Work to be completed -> Where does the string "document" appear? Copy every line of the entries below that holds it.

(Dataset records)
_ _ _ _ _ _ _

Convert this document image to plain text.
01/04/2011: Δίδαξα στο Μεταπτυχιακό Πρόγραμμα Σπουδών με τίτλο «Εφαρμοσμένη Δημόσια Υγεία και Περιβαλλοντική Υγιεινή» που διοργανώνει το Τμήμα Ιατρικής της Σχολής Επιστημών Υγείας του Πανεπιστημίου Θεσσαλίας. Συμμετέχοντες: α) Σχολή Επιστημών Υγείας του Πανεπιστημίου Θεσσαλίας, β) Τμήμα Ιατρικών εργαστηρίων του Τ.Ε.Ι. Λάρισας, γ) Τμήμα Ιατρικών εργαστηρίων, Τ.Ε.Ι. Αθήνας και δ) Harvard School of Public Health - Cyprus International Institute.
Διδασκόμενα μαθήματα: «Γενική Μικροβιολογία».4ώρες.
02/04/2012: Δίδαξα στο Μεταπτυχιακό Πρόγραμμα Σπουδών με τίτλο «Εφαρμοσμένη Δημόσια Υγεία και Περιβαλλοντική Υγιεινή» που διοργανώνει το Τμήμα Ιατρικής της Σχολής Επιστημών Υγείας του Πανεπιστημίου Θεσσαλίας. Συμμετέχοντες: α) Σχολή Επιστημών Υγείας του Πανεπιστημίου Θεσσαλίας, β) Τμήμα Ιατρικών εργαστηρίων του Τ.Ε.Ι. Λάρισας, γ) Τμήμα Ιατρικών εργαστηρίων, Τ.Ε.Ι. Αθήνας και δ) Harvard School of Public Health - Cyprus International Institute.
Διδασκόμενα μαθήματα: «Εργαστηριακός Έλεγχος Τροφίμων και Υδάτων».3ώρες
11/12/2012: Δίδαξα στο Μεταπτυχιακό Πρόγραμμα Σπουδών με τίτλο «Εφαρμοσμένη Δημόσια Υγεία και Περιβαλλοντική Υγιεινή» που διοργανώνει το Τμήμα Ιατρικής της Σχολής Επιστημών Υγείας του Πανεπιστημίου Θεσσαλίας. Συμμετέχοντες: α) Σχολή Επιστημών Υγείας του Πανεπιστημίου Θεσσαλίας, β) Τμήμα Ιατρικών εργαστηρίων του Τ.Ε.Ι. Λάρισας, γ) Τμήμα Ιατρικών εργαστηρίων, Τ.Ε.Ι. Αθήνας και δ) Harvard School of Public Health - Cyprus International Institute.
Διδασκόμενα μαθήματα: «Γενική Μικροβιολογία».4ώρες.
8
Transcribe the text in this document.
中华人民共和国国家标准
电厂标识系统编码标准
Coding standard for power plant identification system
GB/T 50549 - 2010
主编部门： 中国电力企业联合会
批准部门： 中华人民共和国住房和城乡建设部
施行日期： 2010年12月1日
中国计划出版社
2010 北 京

_ _ _ _ _ _ _

Solution to this task ->
Convert this document image to plain text.
Transcribe the text in this document.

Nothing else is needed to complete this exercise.